— START Information supplied —

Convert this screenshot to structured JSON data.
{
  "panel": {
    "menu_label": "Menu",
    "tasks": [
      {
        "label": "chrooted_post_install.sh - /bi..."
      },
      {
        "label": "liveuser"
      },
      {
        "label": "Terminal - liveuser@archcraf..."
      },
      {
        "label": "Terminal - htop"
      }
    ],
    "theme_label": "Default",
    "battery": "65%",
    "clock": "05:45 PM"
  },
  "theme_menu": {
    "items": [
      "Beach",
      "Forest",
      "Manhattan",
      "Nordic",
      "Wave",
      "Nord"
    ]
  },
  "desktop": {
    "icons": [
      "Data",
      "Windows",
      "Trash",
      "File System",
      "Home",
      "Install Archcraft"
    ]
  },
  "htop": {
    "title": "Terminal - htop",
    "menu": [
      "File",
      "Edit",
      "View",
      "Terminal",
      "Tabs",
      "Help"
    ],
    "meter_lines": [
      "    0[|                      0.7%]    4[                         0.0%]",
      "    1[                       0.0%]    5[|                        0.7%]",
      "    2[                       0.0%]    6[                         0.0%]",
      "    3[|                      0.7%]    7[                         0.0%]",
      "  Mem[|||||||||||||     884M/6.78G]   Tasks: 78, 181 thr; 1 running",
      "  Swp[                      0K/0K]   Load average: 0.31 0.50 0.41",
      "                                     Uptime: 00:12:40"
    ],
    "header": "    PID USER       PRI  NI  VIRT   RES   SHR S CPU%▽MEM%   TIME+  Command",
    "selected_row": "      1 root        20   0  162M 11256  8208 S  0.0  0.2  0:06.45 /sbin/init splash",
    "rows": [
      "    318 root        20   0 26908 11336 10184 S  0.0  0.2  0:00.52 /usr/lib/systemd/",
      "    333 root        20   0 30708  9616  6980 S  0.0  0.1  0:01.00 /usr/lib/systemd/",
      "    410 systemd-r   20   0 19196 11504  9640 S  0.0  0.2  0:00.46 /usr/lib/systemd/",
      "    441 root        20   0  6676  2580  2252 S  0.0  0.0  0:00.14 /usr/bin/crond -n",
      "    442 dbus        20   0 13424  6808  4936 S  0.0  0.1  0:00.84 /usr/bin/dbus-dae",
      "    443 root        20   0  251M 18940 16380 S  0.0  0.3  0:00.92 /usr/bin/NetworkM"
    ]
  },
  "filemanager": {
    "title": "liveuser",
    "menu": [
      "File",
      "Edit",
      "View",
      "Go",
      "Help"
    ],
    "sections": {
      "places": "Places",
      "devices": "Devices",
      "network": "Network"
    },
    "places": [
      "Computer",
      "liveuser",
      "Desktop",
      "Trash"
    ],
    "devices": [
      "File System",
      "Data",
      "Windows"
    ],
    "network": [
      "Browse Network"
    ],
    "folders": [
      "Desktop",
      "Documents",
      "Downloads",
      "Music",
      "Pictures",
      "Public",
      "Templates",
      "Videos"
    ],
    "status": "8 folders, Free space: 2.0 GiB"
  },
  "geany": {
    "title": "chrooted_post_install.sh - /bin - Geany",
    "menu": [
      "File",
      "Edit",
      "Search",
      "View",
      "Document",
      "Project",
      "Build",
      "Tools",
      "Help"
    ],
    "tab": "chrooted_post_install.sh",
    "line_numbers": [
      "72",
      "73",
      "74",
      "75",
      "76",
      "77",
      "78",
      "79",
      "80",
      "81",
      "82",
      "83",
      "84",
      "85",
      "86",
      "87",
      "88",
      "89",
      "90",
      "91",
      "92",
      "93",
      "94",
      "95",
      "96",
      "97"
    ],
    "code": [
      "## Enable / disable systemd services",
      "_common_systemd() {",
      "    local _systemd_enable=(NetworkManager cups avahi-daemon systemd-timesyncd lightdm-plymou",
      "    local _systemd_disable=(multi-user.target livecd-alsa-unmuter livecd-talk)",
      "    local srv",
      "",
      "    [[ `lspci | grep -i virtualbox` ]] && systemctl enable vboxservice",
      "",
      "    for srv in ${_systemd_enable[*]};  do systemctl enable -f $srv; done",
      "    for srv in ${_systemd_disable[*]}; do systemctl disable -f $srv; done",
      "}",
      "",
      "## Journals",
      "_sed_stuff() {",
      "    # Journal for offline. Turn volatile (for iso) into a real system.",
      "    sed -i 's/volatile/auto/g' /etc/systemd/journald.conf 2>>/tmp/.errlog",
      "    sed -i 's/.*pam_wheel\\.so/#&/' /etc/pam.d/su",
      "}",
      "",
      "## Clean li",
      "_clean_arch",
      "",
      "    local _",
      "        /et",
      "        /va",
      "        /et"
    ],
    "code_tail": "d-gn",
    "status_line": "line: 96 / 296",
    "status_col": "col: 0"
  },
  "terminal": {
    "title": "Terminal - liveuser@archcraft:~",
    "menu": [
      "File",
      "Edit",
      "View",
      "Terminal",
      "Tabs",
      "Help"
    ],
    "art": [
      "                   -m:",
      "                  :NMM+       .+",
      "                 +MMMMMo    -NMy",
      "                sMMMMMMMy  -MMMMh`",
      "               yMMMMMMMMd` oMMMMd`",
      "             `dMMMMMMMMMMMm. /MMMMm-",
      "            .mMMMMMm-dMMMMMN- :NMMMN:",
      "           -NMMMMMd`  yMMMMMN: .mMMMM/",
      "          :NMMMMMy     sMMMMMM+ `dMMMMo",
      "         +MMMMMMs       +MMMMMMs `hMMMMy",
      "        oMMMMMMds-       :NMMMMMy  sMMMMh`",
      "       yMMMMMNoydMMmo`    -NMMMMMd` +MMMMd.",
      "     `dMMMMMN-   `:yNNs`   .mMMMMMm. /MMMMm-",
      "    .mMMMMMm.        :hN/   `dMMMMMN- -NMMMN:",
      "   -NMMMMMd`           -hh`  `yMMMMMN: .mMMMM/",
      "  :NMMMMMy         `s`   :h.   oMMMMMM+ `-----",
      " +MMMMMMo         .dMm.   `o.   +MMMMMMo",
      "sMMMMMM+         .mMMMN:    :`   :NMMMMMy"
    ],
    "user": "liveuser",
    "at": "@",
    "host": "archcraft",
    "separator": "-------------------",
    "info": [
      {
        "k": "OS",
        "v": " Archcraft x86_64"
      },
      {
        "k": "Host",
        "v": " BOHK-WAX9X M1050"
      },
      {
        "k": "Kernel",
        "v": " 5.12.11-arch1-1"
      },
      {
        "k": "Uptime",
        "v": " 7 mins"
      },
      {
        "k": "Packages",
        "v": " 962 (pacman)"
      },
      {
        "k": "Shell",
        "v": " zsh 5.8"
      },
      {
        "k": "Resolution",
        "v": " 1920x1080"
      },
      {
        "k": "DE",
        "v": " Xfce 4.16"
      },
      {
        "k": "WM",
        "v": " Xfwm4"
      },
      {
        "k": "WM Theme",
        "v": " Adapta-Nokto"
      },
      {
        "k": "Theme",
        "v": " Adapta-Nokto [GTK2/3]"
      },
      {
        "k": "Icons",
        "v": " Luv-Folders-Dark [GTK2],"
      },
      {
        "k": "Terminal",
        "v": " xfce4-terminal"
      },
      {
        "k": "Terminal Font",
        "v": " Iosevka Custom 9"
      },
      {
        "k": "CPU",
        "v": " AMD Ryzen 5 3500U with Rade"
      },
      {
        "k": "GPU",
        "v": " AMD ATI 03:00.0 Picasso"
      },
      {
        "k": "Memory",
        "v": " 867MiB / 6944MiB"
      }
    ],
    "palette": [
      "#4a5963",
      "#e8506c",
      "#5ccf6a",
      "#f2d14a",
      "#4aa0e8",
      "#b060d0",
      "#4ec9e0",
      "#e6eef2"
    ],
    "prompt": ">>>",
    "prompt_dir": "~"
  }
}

— END Information supplied —

▶ Written instruction
Report how many lines in the data contain the word "systemctl", with no words besides the number.

▶ Response to this exercise
3